» What to produce: Output the data that follows exactly, line for line.

--- Listing ---

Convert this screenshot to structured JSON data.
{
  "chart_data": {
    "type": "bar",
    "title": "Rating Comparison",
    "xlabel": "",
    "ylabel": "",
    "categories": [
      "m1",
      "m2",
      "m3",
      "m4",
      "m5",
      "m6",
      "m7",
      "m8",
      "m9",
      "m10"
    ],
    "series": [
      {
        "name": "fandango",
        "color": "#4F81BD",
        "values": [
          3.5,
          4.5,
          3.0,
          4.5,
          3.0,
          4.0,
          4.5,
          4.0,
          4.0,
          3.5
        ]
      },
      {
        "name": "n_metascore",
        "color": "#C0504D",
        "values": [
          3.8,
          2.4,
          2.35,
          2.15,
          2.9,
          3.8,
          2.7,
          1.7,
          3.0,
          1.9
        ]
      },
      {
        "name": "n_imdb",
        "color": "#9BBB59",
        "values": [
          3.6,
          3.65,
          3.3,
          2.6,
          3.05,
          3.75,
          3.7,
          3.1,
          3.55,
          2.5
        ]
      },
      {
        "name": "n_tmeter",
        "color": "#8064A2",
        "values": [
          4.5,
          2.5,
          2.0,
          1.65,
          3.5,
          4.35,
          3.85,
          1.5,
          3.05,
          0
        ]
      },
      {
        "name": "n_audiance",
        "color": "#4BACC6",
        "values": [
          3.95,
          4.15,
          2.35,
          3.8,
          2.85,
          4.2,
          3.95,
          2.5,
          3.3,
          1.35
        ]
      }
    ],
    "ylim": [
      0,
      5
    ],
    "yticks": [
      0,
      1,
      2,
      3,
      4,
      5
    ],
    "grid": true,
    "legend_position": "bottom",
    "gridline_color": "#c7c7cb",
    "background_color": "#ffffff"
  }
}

---

» Written answer:
Convert this screenshot to structured JSON data.
{
  "chart_data": {
    "type": "bar",
    "title": "Rating Comparison",
    "xlabel": "",
    "ylabel": "",
    "categories": [
      "m1",
      "m2",
      "m3",
      "m4",
      "m5",
      "m6",
      "m7",
      "m8",
      "m9",
      "m10"
    ],
    "series": [
      {
        "name": "fandango",
        "color": "#4F81BD",
        "values": [
          3.5,
          4.5,
          3.0,
          4.5,
          3.0,
          4.0,
          4.5,
          4.0,
          4.0,
          3.5
        ]
      },
      {
        "name": "n_metascore",
        "color": "#C0504D",
        "values": [
          3.8,
          2.4,
          2.35,
          2.15,
          2.9,
          3.8,
          2.7,
          1.7,
          3.0,
          1.9
        ]
      },
      {
        "name": "n_imdb",
        "color": "#9BBB59",
        "values": [
          3.6,
          3.65,
          3.3,
          2.6,
          3.05,
          3.75,
          3.7,
          3.1,
          3.55,
          2.5
        ]
      },
      {
        "name": "n_tmeter",
        "color": "#8064A2",
        "values": [
          4.5,
          2.5,
          2.0,
          1.65,
          3.5,
          4.35,
          3.85,
          1.5,
          3.05,
          0
        ]
      },
      {
        "name": "n_audiance",
        "color": "#4BACC6",
        "values": [
          3.95,
          4.15,
          2.35,
          3.8,
          2.85,
          4.2,
          3.95,
          2.5,
          3.3,
          1.35
        ]
      }
    ],
    "ylim": [
      0,
      5
    ],
    "yticks": [
      0,
      1,
      2,
      3,
      4,
      5
    ],
    "grid": true,
    "legend_position": "bottom",
    "gridline_color": "#c7c7cb",
    "background_color": "#ffffff"
  }
}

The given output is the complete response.